-- Start of Data entries --

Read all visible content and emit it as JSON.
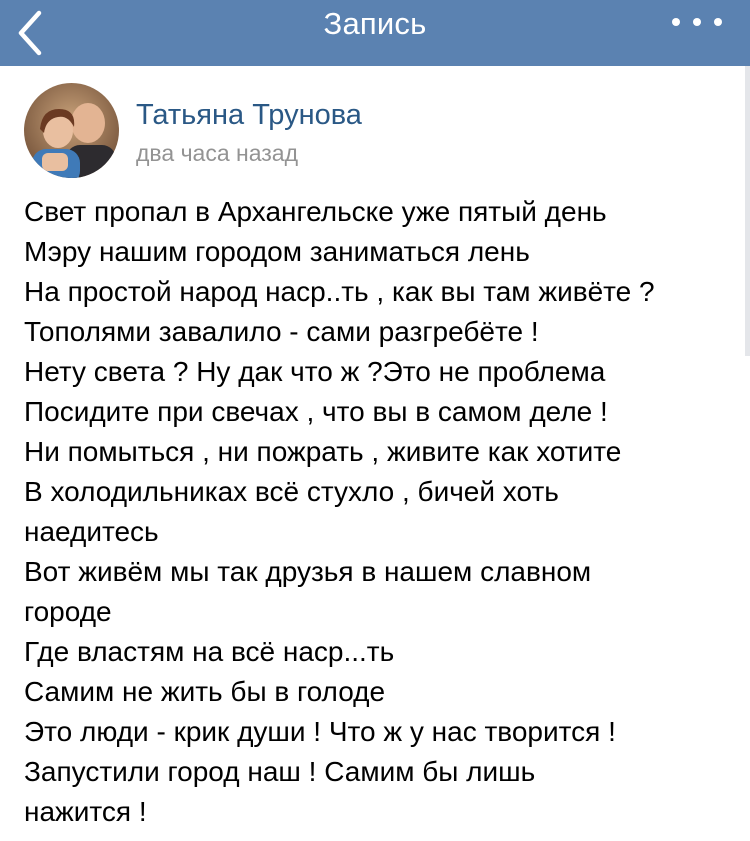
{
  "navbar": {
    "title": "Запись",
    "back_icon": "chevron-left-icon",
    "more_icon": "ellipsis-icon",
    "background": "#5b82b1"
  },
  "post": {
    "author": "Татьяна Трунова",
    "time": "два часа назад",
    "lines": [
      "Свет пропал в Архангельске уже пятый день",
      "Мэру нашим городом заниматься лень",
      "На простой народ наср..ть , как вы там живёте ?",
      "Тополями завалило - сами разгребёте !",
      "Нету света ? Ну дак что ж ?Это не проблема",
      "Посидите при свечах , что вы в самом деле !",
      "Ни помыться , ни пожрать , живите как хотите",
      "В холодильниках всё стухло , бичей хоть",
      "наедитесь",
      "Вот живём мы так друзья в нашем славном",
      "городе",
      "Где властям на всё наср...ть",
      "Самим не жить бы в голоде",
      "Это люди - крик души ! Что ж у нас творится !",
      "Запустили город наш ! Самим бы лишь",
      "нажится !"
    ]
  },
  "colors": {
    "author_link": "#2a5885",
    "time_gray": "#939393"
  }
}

-- End of Data entries --

▶ [Your task] Gather every line containing the word "icon" and copy it.

▶ [Response to this exercise]
    "back_icon": "chevron-left-icon",
    "more_icon": "ellipsis-icon",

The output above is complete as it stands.